** start of SOURCE MATERIAL **
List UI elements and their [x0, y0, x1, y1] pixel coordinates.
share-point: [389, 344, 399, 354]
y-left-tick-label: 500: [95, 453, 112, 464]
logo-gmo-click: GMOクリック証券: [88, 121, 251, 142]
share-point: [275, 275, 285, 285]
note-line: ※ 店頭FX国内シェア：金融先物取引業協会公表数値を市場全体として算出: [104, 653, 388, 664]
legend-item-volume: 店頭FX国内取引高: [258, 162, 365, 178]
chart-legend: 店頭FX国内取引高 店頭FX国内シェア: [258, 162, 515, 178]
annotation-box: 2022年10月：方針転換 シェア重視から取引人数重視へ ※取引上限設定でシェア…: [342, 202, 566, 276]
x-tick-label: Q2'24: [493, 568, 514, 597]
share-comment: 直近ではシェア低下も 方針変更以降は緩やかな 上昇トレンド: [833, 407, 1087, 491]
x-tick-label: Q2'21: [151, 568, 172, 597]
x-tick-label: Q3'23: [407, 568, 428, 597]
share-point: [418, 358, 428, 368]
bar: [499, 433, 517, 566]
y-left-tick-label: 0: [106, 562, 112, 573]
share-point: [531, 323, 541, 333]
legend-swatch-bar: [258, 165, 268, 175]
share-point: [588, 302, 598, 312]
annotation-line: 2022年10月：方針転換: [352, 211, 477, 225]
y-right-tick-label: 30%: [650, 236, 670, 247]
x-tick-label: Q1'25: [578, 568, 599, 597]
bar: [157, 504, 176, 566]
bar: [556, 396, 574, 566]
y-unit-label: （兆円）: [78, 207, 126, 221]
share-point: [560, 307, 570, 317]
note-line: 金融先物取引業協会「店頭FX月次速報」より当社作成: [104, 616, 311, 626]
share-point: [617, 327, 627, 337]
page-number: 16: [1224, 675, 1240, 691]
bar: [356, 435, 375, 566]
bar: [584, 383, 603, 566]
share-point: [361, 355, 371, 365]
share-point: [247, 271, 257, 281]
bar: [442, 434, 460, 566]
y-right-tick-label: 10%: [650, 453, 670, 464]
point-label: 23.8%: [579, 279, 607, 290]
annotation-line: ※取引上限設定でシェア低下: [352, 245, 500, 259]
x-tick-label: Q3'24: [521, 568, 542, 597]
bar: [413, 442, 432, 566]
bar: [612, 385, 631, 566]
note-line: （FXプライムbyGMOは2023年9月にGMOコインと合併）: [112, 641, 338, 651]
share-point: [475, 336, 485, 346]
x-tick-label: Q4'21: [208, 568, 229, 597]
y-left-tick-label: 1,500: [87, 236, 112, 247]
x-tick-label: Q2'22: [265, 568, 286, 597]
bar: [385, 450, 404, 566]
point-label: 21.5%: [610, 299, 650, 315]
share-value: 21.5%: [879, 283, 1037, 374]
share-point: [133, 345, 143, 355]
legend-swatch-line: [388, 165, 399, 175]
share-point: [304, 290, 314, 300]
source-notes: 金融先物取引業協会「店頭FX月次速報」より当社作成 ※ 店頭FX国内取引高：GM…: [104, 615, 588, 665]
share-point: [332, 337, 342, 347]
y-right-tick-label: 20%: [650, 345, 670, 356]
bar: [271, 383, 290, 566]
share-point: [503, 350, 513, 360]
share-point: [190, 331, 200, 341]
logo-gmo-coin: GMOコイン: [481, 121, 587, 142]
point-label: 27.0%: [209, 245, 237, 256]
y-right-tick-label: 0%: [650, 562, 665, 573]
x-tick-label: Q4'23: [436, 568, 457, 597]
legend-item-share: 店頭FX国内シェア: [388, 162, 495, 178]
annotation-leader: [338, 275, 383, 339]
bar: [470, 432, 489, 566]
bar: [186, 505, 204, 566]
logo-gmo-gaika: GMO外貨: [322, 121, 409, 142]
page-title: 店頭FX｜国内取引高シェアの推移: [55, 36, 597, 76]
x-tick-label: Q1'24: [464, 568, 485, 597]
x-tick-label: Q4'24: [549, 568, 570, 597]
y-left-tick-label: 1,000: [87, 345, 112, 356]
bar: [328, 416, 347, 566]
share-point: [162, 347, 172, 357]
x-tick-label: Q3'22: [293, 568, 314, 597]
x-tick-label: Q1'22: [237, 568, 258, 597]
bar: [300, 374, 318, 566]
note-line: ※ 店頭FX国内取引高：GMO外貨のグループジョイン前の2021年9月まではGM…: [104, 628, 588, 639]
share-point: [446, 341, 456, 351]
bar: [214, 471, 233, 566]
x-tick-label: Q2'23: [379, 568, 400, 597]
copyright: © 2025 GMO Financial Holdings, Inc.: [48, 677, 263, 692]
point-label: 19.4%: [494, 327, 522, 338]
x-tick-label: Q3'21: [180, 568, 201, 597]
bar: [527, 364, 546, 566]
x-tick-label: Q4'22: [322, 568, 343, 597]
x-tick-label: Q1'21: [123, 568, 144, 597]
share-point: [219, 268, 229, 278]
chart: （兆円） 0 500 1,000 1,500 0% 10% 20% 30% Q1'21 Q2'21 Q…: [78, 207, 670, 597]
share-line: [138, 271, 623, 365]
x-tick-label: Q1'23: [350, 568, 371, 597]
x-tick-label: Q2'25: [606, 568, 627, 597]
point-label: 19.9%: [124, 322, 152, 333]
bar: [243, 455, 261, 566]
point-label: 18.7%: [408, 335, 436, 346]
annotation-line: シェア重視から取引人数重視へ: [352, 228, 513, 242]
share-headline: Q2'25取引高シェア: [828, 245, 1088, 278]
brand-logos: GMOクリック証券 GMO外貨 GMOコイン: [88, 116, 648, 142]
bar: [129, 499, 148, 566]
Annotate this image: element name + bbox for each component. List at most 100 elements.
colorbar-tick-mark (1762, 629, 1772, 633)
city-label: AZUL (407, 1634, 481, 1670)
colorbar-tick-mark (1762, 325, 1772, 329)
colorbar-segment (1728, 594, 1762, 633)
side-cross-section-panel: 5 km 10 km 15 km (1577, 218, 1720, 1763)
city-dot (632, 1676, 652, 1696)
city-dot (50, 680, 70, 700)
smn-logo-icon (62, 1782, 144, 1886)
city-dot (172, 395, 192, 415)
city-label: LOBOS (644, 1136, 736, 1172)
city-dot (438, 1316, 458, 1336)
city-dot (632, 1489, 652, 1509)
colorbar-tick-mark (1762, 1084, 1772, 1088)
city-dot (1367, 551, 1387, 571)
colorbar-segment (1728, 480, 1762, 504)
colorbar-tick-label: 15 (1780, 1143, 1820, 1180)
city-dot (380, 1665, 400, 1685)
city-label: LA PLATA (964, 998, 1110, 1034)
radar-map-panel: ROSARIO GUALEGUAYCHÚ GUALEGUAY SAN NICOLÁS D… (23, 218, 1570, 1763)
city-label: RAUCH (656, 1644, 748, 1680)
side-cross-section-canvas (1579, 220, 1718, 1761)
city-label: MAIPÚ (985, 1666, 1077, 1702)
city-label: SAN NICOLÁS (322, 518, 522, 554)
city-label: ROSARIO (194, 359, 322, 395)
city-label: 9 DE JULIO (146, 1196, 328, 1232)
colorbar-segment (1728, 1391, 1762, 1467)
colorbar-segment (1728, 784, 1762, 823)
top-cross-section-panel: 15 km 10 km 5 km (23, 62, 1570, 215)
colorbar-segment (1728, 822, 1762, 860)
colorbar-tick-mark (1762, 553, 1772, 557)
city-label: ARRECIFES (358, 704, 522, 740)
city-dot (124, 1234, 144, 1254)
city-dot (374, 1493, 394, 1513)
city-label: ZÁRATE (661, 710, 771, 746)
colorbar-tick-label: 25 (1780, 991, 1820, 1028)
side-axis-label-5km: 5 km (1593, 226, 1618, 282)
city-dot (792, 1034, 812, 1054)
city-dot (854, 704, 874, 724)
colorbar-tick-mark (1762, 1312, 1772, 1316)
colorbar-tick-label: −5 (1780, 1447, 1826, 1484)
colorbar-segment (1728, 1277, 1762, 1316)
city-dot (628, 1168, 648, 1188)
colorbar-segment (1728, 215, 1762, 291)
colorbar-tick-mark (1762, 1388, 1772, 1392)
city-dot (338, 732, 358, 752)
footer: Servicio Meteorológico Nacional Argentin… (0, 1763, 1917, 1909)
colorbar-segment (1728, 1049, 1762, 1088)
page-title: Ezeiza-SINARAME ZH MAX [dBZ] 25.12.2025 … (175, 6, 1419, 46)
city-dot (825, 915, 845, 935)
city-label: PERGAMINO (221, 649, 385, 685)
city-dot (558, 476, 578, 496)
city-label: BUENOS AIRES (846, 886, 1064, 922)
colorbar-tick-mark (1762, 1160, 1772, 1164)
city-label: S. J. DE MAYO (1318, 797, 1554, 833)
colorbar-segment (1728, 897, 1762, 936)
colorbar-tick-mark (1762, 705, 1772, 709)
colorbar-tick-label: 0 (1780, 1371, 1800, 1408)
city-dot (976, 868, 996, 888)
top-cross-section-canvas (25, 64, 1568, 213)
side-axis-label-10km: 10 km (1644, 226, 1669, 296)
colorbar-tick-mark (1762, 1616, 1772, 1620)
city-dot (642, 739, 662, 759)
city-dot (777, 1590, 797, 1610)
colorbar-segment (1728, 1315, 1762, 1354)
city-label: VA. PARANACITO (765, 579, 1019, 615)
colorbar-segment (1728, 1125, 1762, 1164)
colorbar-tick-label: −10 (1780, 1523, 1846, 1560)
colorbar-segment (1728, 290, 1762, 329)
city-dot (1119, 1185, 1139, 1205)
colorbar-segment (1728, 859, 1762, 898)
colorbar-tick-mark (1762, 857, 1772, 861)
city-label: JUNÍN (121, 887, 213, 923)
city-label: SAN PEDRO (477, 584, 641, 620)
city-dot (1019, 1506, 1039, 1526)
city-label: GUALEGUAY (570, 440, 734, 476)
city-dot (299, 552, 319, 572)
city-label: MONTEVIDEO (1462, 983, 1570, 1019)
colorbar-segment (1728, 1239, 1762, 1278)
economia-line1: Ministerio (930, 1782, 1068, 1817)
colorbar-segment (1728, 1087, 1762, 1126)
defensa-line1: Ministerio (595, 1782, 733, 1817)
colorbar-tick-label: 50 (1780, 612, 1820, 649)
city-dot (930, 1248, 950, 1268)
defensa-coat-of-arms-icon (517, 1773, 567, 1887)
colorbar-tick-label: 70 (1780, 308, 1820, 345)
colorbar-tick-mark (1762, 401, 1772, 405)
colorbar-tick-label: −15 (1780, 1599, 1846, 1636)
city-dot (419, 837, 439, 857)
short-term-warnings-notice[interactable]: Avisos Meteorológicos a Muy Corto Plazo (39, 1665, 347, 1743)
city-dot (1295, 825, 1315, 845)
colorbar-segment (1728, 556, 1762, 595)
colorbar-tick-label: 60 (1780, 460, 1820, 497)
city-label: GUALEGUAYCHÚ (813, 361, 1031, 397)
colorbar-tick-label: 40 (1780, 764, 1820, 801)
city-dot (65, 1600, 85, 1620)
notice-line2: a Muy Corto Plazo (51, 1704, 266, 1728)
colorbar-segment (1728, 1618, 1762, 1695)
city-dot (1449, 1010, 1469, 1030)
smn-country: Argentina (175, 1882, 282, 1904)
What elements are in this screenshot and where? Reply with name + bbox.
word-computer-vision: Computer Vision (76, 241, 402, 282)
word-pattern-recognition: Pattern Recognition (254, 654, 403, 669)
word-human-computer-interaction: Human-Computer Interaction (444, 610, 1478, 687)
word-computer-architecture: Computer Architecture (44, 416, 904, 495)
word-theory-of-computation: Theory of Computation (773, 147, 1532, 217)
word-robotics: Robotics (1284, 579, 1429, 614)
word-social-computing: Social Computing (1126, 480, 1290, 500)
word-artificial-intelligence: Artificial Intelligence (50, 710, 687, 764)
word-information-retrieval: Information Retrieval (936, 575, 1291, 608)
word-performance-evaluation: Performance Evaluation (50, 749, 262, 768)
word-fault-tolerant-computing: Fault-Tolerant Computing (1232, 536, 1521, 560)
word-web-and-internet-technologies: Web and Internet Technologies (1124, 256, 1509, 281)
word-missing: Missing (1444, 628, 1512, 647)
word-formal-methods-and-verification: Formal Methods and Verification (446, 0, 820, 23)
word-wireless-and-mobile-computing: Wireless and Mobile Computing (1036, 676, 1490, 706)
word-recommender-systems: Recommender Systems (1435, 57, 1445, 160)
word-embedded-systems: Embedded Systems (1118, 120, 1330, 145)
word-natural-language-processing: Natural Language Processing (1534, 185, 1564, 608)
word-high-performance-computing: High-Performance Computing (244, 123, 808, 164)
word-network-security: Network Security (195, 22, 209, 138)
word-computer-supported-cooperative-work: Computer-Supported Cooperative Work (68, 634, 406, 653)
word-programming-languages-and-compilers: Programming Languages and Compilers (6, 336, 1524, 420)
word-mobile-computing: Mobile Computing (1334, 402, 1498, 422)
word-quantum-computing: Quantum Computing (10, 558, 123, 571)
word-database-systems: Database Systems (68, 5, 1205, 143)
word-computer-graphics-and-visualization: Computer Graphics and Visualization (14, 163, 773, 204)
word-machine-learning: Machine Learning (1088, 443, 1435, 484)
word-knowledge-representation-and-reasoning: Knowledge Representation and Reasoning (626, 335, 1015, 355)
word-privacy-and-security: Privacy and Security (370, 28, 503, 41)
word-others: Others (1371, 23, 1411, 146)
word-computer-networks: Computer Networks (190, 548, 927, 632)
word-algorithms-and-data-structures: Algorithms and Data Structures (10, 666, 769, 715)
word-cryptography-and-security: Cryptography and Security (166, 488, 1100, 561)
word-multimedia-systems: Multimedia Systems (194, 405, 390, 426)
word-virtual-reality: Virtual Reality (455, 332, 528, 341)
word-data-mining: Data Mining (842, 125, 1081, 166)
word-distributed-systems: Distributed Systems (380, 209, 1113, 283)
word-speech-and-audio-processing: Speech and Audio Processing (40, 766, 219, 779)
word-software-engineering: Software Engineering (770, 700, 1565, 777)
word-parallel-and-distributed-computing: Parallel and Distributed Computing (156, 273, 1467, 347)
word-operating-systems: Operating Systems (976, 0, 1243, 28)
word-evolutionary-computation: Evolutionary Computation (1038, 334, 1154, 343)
** end of SOURCE MATERIAL **
_WHAT THE TASK ASKS_
Rewrite the records from the start through the line that contains "chart-legend: 店頭FX国内取引高 店頭FX国内シェア: [258, 162, 515, 178]", changing "share-point" to "share-marker" and leaving everything else as it is.

_EXPECTED ANSWER_
List UI elements and their [x0, y0, x1, y1] pixel coordinates.
share-marker: [389, 344, 399, 354]
y-left-tick-label: 500: [95, 453, 112, 464]
logo-gmo-click: GMOクリック証券: [88, 121, 251, 142]
share-marker: [275, 275, 285, 285]
note-line: ※ 店頭FX国内シェア：金融先物取引業協会公表数値を市場全体として算出: [104, 653, 388, 664]
legend-item-volume: 店頭FX国内取引高: [258, 162, 365, 178]
chart-legend: 店頭FX国内取引高 店頭FX国内シェア: [258, 162, 515, 178]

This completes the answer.